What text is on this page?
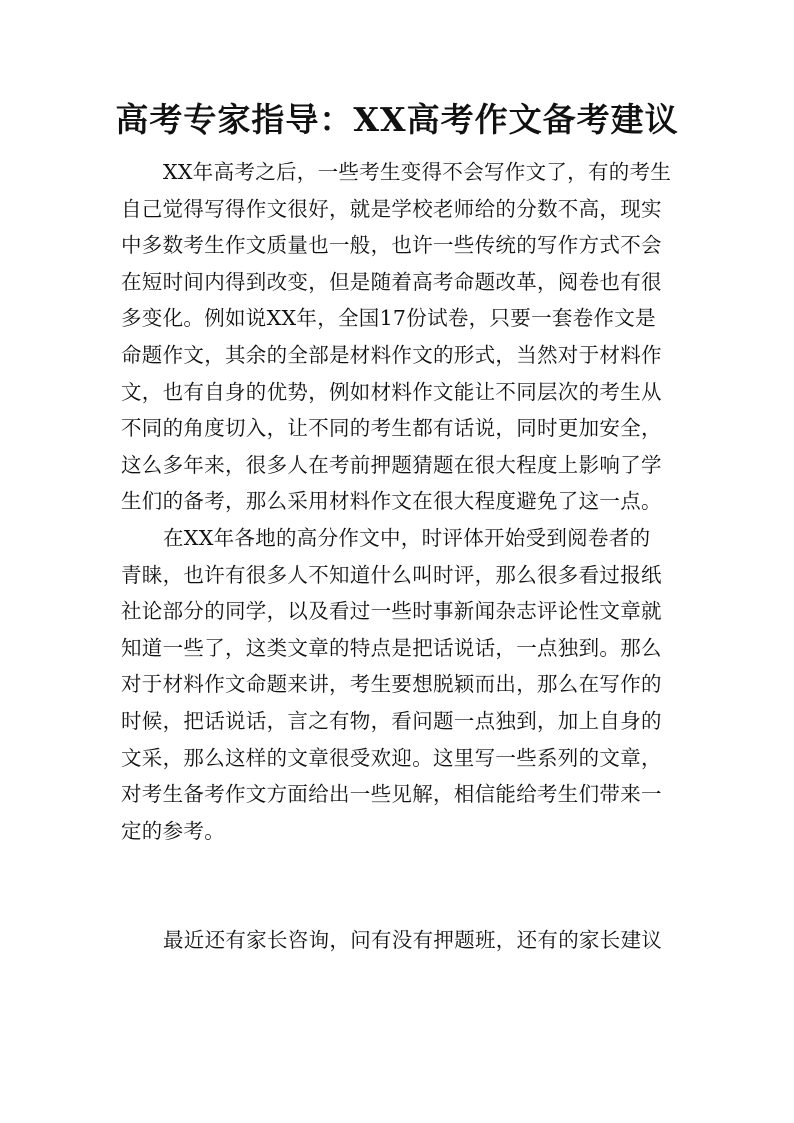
高考专家指导：XX高考作文备考建议
XX年高考之后，一些考生变得不会写作文了，有的考生
自己觉得写得作文很好，就是学校老师给的分数不高，现实
中多数考生作文质量也一般，也许一些传统的写作方式不会
在短时间内得到改变，但是随着高考命题改革，阅卷也有很
多变化。例如说XX年，全国17份试卷，只要一套卷作文是
命题作文，其余的全部是材料作文的形式，当然对于材料作
文，也有自身的优势，例如材料作文能让不同层次的考生从
不同的角度切入，让不同的考生都有话说，同时更加安全，
这么多年来，很多人在考前押题猜题在很大程度上影响了学
生们的备考，那么采用材料作文在很大程度避免了这一点。
在XX年各地的高分作文中，时评体开始受到阅卷者的
青睐，也许有很多人不知道什么叫时评，那么很多看过报纸
社论部分的同学，以及看过一些时事新闻杂志评论性文章就
知道一些了，这类文章的特点是把话说话，一点独到。那么
对于材料作文命题来讲，考生要想脱颖而出，那么在写作的
时候，把话说话，言之有物，看问题一点独到，加上自身的
文采，那么这样的文章很受欢迎。这里写一些系列的文章，
对考生备考作文方面给出一些见解，相信能给考生们带来一
定的参考。
最近还有家长咨询，问有没有押题班，还有的家长建议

────────

● **PROBLEM TO WORK ON**
Go through the data above and transcribe it in full, omitting any image.

● **RESPONSE BELOW**
What text is on this page?
高考专家指导：XX高考作文备考建议
XX年高考之后，一些考生变得不会写作文了，有的考生
自己觉得写得作文很好，就是学校老师给的分数不高，现实
中多数考生作文质量也一般，也许一些传统的写作方式不会
在短时间内得到改变，但是随着高考命题改革，阅卷也有很
多变化。例如说XX年，全国17份试卷，只要一套卷作文是
命题作文，其余的全部是材料作文的形式，当然对于材料作
文，也有自身的优势，例如材料作文能让不同层次的考生从
不同的角度切入，让不同的考生都有话说，同时更加安全，
这么多年来，很多人在考前押题猜题在很大程度上影响了学
生们的备考，那么采用材料作文在很大程度避免了这一点。
在XX年各地的高分作文中，时评体开始受到阅卷者的
青睐，也许有很多人不知道什么叫时评，那么很多看过报纸
社论部分的同学，以及看过一些时事新闻杂志评论性文章就
知道一些了，这类文章的特点是把话说话，一点独到。那么
对于材料作文命题来讲，考生要想脱颖而出，那么在写作的
时候，把话说话，言之有物，看问题一点独到，加上自身的
文采，那么这样的文章很受欢迎。这里写一些系列的文章，
对考生备考作文方面给出一些见解，相信能给考生们带来一
定的参考。
最近还有家长咨询，问有没有押题班，还有的家长建议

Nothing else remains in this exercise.